FRAGMENTO DE ORIGEN →
El joven escritor cuya obra estoy mencionando no consideraba que se gobernase principalmente a través de la fuerza. Para comenzar, había muchos más esclavos que agentes del poder: incluso si un pequeño porcentaje del populacho se negaba a obedecer una ley, esa ley se volvía inaplicable. Además, y es éste el punto más importante, la mayoría de los individuos obedecían sin que se ejerciese sobre ellos compulsión física o amenaza incontrastable, esto es, sin que fuesen obligados a hacerlo. La Boétie desarrolló una explicación alternativa, que proporciona el título a su Discurso sobre la servidumbre voluntaria. El planteamiento, en pocas palabras: si un tirano es un solo hombre y sus súbditos son muchos, ¿por qué consienten éstos su propia esclavitud? Si un tirano tiene dos ojos, dos brazos, un cuerpo, como cualquiera de sus súbditos, ¿de donde resulta que pueda aquél –solo o con el concurso de unos pocos- imponer siempre su voluntad a gran cantidad de súbditos pasivos? La respuesta es: porque se vale de los ojos de sus súbditos para espiarlos, de los brazos de ellos para golpearlos. No posee, en verdad, nada más que el poder que sus propios súbditos le proporcionan.

MATERIAL EN BRUTO →
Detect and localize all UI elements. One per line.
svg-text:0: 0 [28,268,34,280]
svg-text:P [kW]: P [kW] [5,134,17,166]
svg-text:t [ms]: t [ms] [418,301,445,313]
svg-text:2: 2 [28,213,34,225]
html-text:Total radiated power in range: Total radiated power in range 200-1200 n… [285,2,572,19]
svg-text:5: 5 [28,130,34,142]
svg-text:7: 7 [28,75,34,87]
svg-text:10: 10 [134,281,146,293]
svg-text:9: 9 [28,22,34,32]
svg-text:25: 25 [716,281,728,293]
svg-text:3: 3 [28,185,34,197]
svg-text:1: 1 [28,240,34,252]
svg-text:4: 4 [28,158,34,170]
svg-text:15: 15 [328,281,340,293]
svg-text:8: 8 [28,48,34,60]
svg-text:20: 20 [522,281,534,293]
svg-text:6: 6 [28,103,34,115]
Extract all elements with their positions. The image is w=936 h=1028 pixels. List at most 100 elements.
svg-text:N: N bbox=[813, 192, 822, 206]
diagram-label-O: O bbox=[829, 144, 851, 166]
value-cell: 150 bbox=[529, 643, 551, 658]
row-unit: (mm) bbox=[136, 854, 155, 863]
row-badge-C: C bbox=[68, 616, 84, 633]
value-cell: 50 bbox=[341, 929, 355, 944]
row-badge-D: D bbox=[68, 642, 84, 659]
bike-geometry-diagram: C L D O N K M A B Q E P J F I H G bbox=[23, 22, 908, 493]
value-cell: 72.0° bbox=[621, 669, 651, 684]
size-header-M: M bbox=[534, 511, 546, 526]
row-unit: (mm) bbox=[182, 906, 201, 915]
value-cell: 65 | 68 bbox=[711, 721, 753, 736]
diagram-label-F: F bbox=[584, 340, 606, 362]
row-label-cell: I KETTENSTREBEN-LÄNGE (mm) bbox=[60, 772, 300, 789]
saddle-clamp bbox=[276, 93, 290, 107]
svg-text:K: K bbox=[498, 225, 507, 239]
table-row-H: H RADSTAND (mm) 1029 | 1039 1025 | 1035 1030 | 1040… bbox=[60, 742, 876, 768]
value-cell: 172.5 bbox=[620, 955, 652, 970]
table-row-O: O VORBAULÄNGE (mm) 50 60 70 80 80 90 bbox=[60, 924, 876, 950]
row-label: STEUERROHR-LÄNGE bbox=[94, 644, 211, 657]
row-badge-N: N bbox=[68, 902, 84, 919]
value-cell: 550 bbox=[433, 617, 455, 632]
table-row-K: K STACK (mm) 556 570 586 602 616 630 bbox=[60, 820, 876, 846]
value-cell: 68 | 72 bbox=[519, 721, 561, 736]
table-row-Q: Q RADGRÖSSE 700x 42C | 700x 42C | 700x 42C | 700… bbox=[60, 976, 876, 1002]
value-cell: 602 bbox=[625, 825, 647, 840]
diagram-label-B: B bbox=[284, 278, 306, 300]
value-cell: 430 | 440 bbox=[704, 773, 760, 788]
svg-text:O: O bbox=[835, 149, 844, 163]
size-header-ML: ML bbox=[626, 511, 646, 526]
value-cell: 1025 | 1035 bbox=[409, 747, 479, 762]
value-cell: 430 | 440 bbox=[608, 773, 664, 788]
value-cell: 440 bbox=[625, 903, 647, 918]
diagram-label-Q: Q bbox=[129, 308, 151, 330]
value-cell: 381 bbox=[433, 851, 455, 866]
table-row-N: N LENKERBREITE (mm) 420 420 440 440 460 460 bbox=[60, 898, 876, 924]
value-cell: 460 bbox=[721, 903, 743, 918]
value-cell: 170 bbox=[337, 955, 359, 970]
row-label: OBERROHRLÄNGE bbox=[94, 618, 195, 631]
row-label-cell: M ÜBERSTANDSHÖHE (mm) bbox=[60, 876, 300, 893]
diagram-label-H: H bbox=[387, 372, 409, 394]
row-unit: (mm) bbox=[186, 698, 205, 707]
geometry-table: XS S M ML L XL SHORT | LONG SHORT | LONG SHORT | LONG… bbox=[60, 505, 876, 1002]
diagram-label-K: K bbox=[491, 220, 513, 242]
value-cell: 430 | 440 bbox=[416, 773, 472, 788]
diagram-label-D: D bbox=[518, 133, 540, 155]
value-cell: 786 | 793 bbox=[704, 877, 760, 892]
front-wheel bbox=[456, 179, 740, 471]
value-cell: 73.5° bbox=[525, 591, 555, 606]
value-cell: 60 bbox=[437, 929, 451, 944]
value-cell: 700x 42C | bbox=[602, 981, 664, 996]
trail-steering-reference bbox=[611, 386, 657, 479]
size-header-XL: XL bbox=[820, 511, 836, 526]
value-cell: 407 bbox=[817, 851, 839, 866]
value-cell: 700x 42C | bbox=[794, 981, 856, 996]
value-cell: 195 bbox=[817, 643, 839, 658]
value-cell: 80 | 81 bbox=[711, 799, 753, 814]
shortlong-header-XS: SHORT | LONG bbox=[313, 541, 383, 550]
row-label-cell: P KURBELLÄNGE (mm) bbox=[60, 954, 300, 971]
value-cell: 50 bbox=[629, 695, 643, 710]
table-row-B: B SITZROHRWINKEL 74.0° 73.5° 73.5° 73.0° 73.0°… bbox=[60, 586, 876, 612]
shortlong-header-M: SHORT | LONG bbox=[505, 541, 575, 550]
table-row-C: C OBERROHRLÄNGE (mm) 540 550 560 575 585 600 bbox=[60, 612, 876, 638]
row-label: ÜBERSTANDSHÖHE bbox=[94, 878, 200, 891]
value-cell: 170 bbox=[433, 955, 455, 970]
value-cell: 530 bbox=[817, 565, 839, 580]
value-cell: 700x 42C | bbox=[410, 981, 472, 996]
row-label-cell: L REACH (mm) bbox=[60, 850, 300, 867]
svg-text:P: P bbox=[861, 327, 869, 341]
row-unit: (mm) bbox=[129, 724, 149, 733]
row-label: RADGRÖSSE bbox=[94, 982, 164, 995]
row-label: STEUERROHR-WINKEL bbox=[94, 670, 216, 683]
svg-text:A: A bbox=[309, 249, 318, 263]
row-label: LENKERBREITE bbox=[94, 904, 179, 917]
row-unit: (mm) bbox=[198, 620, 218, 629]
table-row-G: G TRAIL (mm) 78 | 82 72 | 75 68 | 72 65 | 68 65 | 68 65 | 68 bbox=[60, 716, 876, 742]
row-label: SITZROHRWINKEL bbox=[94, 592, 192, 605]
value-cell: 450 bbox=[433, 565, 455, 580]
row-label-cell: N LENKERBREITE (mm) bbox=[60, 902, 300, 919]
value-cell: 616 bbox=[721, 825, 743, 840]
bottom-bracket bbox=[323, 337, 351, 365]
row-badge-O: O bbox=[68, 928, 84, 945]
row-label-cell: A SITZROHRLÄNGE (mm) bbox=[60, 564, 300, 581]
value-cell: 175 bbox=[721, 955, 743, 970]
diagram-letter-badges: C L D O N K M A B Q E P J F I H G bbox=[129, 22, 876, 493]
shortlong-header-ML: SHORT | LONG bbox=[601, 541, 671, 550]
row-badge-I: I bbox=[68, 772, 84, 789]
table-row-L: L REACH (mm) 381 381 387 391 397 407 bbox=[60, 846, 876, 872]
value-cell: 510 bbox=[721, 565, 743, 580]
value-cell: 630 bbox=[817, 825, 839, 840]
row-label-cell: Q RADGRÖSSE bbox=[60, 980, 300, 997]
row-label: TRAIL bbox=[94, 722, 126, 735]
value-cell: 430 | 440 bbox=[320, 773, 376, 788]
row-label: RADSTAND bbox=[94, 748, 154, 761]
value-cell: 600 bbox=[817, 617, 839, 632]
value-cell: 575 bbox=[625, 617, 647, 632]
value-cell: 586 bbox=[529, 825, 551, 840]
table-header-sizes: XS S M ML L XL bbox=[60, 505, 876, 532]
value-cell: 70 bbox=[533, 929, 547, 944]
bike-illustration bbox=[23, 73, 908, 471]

TAREAS →
**1)** ¿Qué título tiene la obra de La Boétie que se menciona en el fragmento sobre La Boétie?
**2)** Prolonga el fragmento sobre La Boétie a partir del punto en que termina.
El material no guarda relación con el fragmento sobre La Boétie.

RESPUESTAS →
**1)** Discurso sobre la servidumbre voluntaria.

**2)**
Pese a esas limitaciones, logra que los agricultores continúen sembrando cultivos, que eran confiscados; que la gente acumule bienes, para que los soldados los saquéen; y críen hijas, para que ellos las violen. Observaban como sus hijos eran secuestrados para incorporarlos a la soldadesca y morían peleando las batallas de otros. La Boétie se dirigía al campesino: entregan sus cuerpos al trabajo duro a efectos de que el tirano pueda dedicarse a sus gustos y revolcarse en sus obscenos placeres; se debilitan a sí mismos a fin de que el más fuerte y el más poderoso los tengan a raya.
Complementa, pero matizadamente, a la ecuación maquiaveliana. Hay, en la generalidad de la gente, según su enfoque, una voluntad de servidumbre, un vicio monstruoso y contra natura, que el tirano, independientemente del origen de su poder, explota con habilidad y acompaña del soborno, del espectáculo y la pompa de su propia función, con la complicidad de la religión y de la escuela. La tiranía reposa, entonces sobre la voluntad de los tiranizados, cuyo concurso obtiene de mil maneras. En este punto, el poderoso recibe un apoyo importantísimo en la tradición, en el recurso al pasado y en su disposición a trasmitir el peligro que implican los cambios. El Discurso… pasa revista a las circunstancias de la servidumbre voluntaria en términos que, por momentos, sorprenden por su modernidad.
Desplegando las ideas que emergen de las premisas de su discurso, La Boétie conduce a un punto: puede entonces ser derrotada la tiranía casi en forma automática si los individuos se rehusaran a consentir su propia esclavitud. Su argumento ha llevado a que muchos concluyeran que el joven escritor sugiere que la resistencia no violenta y la desobediencia civil son las mejores estrategias con las cuales oponerse al poder. Pero, habría que preguntarse, ¿bastará decir que no para ganar la liber-tad?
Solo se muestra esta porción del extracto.